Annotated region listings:
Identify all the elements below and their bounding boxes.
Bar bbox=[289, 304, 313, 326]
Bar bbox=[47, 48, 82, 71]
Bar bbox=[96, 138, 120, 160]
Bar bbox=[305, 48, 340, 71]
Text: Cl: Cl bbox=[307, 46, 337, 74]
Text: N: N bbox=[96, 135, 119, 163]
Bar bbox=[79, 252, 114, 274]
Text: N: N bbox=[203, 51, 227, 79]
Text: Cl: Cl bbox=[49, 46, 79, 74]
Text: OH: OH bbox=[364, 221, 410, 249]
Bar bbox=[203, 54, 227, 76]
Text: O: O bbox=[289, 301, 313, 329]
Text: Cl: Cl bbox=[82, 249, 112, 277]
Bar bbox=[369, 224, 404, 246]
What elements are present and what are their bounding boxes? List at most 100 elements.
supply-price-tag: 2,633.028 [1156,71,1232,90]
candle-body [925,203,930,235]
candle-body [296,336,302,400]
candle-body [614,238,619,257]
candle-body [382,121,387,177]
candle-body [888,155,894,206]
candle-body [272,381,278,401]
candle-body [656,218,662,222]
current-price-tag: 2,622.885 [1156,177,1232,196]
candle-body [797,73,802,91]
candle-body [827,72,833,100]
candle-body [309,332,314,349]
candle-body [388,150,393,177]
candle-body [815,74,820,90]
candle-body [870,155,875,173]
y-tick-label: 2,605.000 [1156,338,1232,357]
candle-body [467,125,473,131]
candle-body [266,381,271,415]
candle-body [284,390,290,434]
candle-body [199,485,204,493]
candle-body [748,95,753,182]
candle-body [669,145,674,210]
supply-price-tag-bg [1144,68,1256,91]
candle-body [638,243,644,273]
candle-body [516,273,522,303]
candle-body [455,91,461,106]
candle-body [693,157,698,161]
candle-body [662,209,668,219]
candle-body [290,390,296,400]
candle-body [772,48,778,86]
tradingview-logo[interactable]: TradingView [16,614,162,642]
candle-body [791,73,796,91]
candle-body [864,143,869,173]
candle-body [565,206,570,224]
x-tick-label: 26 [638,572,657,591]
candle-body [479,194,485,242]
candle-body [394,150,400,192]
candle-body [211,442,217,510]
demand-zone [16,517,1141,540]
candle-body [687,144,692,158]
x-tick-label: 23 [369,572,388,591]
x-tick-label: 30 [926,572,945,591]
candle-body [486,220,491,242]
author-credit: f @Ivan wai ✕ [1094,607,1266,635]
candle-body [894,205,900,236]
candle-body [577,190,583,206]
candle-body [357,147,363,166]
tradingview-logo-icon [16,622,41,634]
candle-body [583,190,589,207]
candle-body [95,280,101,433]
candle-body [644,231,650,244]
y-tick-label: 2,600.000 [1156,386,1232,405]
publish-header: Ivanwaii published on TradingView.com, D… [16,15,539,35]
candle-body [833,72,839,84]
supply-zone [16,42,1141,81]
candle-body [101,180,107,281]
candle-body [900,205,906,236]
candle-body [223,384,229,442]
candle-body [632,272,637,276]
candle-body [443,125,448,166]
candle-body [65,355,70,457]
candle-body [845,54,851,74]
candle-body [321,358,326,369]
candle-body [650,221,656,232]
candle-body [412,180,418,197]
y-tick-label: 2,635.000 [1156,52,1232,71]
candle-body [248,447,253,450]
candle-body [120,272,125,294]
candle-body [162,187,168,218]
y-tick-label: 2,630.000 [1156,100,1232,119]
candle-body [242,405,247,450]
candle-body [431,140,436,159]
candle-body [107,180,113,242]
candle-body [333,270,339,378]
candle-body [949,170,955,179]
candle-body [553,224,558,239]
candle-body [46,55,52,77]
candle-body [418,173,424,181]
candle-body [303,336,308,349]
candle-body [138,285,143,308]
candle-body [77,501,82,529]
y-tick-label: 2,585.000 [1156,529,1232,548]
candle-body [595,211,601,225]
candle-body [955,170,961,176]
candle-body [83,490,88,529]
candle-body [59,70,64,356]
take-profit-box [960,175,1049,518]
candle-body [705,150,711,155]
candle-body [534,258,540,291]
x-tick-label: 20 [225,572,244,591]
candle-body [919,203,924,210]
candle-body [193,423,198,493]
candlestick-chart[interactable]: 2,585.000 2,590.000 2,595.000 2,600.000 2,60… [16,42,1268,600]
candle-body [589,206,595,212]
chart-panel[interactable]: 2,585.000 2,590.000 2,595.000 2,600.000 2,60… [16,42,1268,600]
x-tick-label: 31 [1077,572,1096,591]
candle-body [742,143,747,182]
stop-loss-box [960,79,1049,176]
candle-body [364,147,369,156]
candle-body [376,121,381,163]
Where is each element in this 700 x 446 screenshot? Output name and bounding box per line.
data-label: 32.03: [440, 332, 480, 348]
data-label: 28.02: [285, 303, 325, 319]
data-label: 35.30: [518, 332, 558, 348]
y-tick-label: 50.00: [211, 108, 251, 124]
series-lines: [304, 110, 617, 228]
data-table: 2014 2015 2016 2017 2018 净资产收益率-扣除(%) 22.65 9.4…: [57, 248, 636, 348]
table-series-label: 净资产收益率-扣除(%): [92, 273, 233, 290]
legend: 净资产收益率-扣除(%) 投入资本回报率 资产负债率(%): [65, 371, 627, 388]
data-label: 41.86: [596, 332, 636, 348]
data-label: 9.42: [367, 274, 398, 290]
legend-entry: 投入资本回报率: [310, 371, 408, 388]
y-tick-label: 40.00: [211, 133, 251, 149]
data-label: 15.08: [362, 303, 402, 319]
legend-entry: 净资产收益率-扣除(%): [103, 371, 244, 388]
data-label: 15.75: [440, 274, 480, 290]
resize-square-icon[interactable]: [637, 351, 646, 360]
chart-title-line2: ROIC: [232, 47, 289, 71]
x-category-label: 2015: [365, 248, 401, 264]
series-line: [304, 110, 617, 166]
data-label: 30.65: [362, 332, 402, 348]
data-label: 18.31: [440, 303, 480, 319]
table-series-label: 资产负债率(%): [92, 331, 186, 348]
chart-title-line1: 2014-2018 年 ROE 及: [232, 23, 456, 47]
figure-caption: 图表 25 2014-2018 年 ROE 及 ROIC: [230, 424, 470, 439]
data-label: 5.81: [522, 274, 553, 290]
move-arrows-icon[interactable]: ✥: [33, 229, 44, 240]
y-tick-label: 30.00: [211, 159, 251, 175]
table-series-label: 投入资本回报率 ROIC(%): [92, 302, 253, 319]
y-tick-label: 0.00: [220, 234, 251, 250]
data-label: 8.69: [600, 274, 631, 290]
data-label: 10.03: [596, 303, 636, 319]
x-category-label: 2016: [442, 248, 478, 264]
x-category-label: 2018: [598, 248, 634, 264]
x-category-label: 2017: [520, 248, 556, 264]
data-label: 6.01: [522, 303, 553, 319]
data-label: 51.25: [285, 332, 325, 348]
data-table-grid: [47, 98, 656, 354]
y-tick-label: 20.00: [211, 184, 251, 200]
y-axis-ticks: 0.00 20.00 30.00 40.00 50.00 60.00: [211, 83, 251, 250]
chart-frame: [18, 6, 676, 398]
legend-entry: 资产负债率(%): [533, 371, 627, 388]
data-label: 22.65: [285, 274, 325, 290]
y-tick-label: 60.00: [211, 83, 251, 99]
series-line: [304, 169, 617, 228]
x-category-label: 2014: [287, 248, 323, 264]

## WRITTEN REQUEST
Reproduce all of the lines in the items above without changing anything.

## TASK RESPONSE
Identify all the elements below and their bounding boxes.
Bar bbox=[289, 304, 313, 326]
Bar bbox=[47, 48, 82, 71]
Bar bbox=[96, 138, 120, 160]
Bar bbox=[305, 48, 340, 71]
Text: Cl: Cl bbox=[307, 46, 337, 74]
Text: N: N bbox=[96, 135, 119, 163]
Bar bbox=[79, 252, 114, 274]
Text: N: N bbox=[203, 51, 227, 79]
Text: Cl: Cl bbox=[49, 46, 79, 74]
Text: OH: OH bbox=[364, 221, 410, 249]
Bar bbox=[203, 54, 227, 76]
Text: O: O bbox=[289, 301, 313, 329]
Text: Cl: Cl bbox=[82, 249, 112, 277]
Bar bbox=[369, 224, 404, 246]
What elements are present and what are their bounding boxes? List at most 100 elements.
supply-price-tag: 2,633.028 [1156,71,1232,90]
candle-body [925,203,930,235]
candle-body [296,336,302,400]
candle-body [614,238,619,257]
candle-body [382,121,387,177]
candle-body [888,155,894,206]
candle-body [272,381,278,401]
candle-body [656,218,662,222]
current-price-tag: 2,622.885 [1156,177,1232,196]
candle-body [797,73,802,91]
candle-body [827,72,833,100]
candle-body [309,332,314,349]
candle-body [388,150,393,177]
candle-body [815,74,820,90]
candle-body [870,155,875,173]
y-tick-label: 2,605.000 [1156,338,1232,357]
candle-body [467,125,473,131]
candle-body [266,381,271,415]
candle-body [284,390,290,434]
candle-body [199,485,204,493]
candle-body [748,95,753,182]
candle-body [669,145,674,210]
supply-price-tag-bg [1144,68,1256,91]
candle-body [638,243,644,273]
candle-body [516,273,522,303]
candle-body [455,91,461,106]
candle-body [693,157,698,161]
candle-body [662,209,668,219]
candle-body [290,390,296,400]
candle-body [772,48,778,86]
tradingview-logo[interactable]: TradingView [16,614,162,642]
candle-body [791,73,796,91]
candle-body [864,143,869,173]
candle-body [565,206,570,224]
x-tick-label: 26 [638,572,657,591]
candle-body [479,194,485,242]
candle-body [394,150,400,192]
candle-body [211,442,217,510]
demand-zone [16,517,1141,540]
candle-body [687,144,692,158]
x-tick-label: 23 [369,572,388,591]
x-tick-label: 30 [926,572,945,591]
candle-body [486,220,491,242]
author-credit: f @Ivan wai ✕ [1094,607,1266,635]
candle-body [894,205,900,236]
candle-body [577,190,583,206]
candle-body [357,147,363,166]
tradingview-logo-icon [16,622,41,634]
candle-body [583,190,589,207]
candle-body [95,280,101,433]
candle-body [644,231,650,244]
y-tick-label: 2,600.000 [1156,386,1232,405]
publish-header: Ivanwaii published on TradingView.com, D… [16,15,539,35]
candle-body [833,72,839,84]
supply-zone [16,42,1141,81]
candle-body [101,180,107,281]
candle-body [900,205,906,236]
candle-body [223,384,229,442]
candle-body [632,272,637,276]
candle-body [443,125,448,166]
candle-body [65,355,70,457]
candle-body [845,54,851,74]
candle-body [321,358,326,369]
candle-body [650,221,656,232]
candle-body [412,180,418,197]
y-tick-label: 2,635.000 [1156,52,1232,71]
candle-body [248,447,253,450]
candle-body [120,272,125,294]
candle-body [162,187,168,218]
y-tick-label: 2,630.000 [1156,100,1232,119]
candle-body [242,405,247,450]
candle-body [431,140,436,159]
candle-body [107,180,113,242]
candle-body [333,270,339,378]
candle-body [949,170,955,179]
candle-body [553,224,558,239]
candle-body [46,55,52,77]
candle-body [418,173,424,181]
candle-body [303,336,308,349]
candle-body [138,285,143,308]
candle-body [77,501,82,529]
y-tick-label: 2,585.000 [1156,529,1232,548]
candle-body [595,211,601,225]
candle-body [955,170,961,176]
candle-body [83,490,88,529]
candle-body [59,70,64,356]
take-profit-box [960,175,1049,518]
candle-body [705,150,711,155]
candle-body [534,258,540,291]
x-tick-label: 20 [225,572,244,591]
candle-body [919,203,924,210]
candle-body [193,423,198,493]
candlestick-chart[interactable]: 2,585.000 2,590.000 2,595.000 2,600.000 2,60… [16,42,1268,600]
candle-body [589,206,595,212]
chart-panel[interactable]: 2,585.000 2,590.000 2,595.000 2,600.000 2,60… [16,42,1268,600]
x-tick-label: 31 [1077,572,1096,591]
candle-body [742,143,747,182]
stop-loss-box [960,79,1049,176]
candle-body [364,147,369,156]
candle-body [376,121,381,163]
Where is each element in this 700 x 446 screenshot? Output name and bounding box per line.
data-label: 32.03: [440, 332, 480, 348]
data-label: 28.02: [285, 303, 325, 319]
data-label: 35.30: [518, 332, 558, 348]
y-tick-label: 50.00: [211, 108, 251, 124]
series-lines: [304, 110, 617, 228]
data-table: 2014 2015 2016 2017 2018 净资产收益率-扣除(%) 22.65 9.4…: [57, 248, 636, 348]
table-series-label: 净资产收益率-扣除(%): [92, 273, 233, 290]
legend: 净资产收益率-扣除(%) 投入资本回报率 资产负债率(%): [65, 371, 627, 388]
data-label: 41.86: [596, 332, 636, 348]
data-label: 9.42: [367, 274, 398, 290]
legend-entry: 投入资本回报率: [310, 371, 408, 388]
y-tick-label: 40.00: [211, 133, 251, 149]
data-label: 15.08: [362, 303, 402, 319]
legend-entry: 净资产收益率-扣除(%): [103, 371, 244, 388]
data-label: 15.75: [440, 274, 480, 290]
resize-square-icon[interactable]: [637, 351, 646, 360]
chart-title-line2: ROIC: [232, 47, 289, 71]
x-category-label: 2015: [365, 248, 401, 264]
series-line: [304, 110, 617, 166]
data-label: 30.65: [362, 332, 402, 348]
data-label: 18.31: [440, 303, 480, 319]
table-series-label: 资产负债率(%): [92, 331, 186, 348]
chart-title-line1: 2014-2018 年 ROE 及: [232, 23, 456, 47]
figure-caption: 图表 25 2014-2018 年 ROE 及 ROIC: [230, 424, 470, 439]
data-label: 5.81: [522, 274, 553, 290]
move-arrows-icon[interactable]: ✥: [33, 229, 44, 240]
y-tick-label: 30.00: [211, 159, 251, 175]
table-series-label: 投入资本回报率 ROIC(%): [92, 302, 253, 319]
y-tick-label: 0.00: [220, 234, 251, 250]
data-label: 8.69: [600, 274, 631, 290]
data-label: 10.03: [596, 303, 636, 319]
x-category-label: 2016: [442, 248, 478, 264]
x-category-label: 2018: [598, 248, 634, 264]
x-category-label: 2017: [520, 248, 556, 264]
data-label: 6.01: [522, 303, 553, 319]
data-label: 51.25: [285, 332, 325, 348]
data-table-grid: [47, 98, 656, 354]
y-tick-label: 20.00: [211, 184, 251, 200]
y-axis-ticks: 0.00 20.00 30.00 40.00 50.00 60.00: [211, 83, 251, 250]
chart-frame: [18, 6, 676, 398]
legend-entry: 资产负债率(%): [533, 371, 627, 388]
data-label: 22.65: [285, 274, 325, 290]
y-tick-label: 60.00: [211, 83, 251, 99]
series-line: [304, 169, 617, 228]
x-category-label: 2014: [287, 248, 323, 264]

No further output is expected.